(Rows from a layout dataset)
# # #

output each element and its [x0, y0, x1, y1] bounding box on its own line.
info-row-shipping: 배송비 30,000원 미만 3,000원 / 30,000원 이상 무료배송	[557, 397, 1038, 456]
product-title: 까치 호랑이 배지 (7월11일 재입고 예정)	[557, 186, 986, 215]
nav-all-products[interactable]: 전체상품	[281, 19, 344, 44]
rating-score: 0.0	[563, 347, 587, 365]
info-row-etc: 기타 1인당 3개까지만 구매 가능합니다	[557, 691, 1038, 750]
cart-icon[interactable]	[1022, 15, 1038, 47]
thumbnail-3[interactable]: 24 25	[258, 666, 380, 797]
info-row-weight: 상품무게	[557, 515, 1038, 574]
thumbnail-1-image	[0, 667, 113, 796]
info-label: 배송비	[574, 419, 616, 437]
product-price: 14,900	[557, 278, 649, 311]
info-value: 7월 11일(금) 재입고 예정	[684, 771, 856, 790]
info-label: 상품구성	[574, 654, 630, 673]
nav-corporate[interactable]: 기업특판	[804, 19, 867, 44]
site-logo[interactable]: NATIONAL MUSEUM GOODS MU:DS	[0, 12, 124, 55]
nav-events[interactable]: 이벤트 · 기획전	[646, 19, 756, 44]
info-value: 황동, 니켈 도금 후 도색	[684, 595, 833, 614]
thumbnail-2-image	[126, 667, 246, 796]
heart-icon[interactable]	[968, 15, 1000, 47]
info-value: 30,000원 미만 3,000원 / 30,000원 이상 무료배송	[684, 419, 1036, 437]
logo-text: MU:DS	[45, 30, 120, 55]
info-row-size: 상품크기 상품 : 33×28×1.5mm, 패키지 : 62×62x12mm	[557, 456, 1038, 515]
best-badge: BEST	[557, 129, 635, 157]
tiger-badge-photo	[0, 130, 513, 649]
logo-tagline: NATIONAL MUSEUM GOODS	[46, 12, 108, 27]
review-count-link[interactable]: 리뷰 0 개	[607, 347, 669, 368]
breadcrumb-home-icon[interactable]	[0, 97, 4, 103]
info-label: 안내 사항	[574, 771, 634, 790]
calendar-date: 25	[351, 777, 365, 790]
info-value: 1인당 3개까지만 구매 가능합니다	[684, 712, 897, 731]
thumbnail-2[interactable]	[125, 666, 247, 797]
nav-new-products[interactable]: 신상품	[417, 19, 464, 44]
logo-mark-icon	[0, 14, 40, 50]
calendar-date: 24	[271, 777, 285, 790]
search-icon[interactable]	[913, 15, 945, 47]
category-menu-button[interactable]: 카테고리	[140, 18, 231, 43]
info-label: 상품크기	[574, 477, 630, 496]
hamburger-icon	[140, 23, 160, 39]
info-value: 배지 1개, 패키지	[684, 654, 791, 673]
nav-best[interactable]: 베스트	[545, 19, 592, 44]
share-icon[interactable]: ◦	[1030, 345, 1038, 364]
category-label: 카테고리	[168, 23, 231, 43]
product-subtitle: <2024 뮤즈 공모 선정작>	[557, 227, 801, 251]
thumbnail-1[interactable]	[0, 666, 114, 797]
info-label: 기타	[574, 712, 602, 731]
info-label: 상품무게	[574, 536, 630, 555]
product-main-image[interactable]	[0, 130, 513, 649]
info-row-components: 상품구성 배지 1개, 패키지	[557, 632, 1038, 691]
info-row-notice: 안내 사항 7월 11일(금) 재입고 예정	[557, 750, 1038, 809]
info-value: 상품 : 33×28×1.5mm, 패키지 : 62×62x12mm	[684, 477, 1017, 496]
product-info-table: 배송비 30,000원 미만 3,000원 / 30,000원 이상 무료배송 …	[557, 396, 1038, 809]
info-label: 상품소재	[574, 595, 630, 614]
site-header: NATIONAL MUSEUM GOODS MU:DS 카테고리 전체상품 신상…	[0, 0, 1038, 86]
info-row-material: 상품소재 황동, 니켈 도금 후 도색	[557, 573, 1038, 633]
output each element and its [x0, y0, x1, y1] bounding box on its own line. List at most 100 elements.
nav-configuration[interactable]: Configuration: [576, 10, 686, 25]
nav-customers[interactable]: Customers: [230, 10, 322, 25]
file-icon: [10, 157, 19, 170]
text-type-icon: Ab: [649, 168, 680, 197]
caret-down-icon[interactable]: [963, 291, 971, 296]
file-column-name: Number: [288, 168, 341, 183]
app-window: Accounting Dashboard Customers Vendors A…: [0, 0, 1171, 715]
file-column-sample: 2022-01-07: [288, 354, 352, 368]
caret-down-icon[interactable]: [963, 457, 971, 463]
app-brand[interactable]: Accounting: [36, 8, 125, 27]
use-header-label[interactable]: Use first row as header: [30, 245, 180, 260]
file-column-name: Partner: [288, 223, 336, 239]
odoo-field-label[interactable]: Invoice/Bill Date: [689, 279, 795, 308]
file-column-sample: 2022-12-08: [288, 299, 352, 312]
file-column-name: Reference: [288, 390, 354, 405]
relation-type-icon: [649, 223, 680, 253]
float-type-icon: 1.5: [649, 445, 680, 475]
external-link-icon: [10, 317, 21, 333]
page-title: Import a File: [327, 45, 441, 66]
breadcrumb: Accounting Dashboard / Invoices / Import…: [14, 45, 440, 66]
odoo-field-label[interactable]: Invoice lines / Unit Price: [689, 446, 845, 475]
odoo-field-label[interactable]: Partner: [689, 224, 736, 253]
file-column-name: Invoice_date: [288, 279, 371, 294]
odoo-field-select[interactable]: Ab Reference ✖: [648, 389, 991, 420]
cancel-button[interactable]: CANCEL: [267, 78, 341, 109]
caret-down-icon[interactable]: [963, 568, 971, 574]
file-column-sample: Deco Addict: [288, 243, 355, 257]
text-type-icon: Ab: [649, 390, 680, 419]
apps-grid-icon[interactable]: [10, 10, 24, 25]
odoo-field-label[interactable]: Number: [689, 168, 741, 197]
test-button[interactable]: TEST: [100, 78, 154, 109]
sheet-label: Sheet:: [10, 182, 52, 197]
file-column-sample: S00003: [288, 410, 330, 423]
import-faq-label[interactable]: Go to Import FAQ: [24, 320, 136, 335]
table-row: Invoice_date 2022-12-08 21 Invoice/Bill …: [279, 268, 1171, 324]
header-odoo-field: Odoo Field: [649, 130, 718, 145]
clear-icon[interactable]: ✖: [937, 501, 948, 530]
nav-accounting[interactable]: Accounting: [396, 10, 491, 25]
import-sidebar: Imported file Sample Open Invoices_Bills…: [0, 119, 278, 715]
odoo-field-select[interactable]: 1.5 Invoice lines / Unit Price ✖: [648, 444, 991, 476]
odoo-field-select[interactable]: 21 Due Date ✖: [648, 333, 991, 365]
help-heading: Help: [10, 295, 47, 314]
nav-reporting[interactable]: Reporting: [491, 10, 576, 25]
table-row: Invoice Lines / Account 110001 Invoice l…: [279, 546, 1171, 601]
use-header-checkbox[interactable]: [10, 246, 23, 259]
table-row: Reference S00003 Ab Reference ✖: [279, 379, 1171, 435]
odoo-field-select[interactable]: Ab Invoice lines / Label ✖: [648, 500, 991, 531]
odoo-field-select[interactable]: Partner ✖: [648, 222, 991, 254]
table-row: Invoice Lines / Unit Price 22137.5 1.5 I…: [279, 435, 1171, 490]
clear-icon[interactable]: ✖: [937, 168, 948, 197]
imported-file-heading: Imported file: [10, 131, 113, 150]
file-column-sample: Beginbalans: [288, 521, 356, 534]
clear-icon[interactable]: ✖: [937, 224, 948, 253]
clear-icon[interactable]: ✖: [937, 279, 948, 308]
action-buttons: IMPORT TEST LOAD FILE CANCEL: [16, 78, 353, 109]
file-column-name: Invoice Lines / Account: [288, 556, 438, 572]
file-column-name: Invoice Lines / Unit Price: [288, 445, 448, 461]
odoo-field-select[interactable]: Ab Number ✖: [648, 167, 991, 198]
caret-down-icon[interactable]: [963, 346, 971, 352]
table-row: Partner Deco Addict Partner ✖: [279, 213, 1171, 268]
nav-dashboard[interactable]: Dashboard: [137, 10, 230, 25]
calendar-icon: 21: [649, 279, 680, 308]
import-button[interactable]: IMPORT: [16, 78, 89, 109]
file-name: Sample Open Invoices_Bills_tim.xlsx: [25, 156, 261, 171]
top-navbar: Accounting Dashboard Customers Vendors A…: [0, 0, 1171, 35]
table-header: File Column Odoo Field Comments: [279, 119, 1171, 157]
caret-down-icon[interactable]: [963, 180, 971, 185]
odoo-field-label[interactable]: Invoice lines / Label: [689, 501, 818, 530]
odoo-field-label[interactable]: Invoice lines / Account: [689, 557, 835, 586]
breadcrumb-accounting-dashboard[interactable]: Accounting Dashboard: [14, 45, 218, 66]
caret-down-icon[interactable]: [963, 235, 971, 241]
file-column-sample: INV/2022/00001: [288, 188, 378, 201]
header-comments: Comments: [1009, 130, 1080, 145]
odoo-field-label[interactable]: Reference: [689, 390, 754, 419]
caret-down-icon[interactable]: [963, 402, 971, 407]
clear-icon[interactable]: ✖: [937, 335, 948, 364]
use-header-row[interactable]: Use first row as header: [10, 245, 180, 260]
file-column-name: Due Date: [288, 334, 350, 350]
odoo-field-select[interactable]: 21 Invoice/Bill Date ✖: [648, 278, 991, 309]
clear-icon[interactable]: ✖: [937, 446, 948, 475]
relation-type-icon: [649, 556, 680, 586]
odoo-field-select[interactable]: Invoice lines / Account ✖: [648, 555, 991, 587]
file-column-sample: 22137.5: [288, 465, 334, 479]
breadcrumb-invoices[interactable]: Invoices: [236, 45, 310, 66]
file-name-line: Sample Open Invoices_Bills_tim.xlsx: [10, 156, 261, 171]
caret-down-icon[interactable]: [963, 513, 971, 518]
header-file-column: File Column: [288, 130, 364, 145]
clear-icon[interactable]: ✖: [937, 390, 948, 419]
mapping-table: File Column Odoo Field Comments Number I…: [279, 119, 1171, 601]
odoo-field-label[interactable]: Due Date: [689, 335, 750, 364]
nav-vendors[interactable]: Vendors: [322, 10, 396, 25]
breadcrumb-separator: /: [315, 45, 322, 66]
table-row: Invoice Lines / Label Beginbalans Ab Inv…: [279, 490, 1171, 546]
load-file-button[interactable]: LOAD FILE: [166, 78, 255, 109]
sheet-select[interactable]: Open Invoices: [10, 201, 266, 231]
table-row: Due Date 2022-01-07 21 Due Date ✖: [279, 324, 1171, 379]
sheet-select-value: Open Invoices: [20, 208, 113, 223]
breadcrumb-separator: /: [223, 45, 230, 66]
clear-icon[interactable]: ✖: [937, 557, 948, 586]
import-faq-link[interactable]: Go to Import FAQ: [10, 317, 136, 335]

# # #

* [Job]
Swap "info-value" for "field-value" in the material, beginning with its first line and continuing through the line containing "30, 120, 55]". Write those lines out again with nothing else altered.

* [Answer for the task]
output each element and its [x0, y0, x1, y1] bounding box on its own line.
info-row-shipping: 배송비 30,000원 미만 3,000원 / 30,000원 이상 무료배송	[557, 397, 1038, 456]
product-title: 까치 호랑이 배지 (7월11일 재입고 예정)	[557, 186, 986, 215]
nav-all-products[interactable]: 전체상품	[281, 19, 344, 44]
rating-score: 0.0	[563, 347, 587, 365]
info-row-etc: 기타 1인당 3개까지만 구매 가능합니다	[557, 691, 1038, 750]
cart-icon[interactable]	[1022, 15, 1038, 47]
thumbnail-3[interactable]: 24 25	[258, 666, 380, 797]
info-row-weight: 상품무게	[557, 515, 1038, 574]
thumbnail-1-image	[0, 667, 113, 796]
info-label: 배송비	[574, 419, 616, 437]
product-price: 14,900	[557, 278, 649, 311]
field-value: 7월 11일(금) 재입고 예정	[684, 771, 856, 790]
info-label: 상품구성	[574, 654, 630, 673]
nav-corporate[interactable]: 기업특판	[804, 19, 867, 44]
site-logo[interactable]: NATIONAL MUSEUM GOODS MU:DS	[0, 12, 124, 55]
nav-events[interactable]: 이벤트 · 기획전	[646, 19, 756, 44]
field-value: 황동, 니켈 도금 후 도색	[684, 595, 833, 614]
thumbnail-2-image	[126, 667, 246, 796]
heart-icon[interactable]	[968, 15, 1000, 47]
field-value: 30,000원 미만 3,000원 / 30,000원 이상 무료배송	[684, 419, 1036, 437]
logo-text: MU:DS	[45, 30, 120, 55]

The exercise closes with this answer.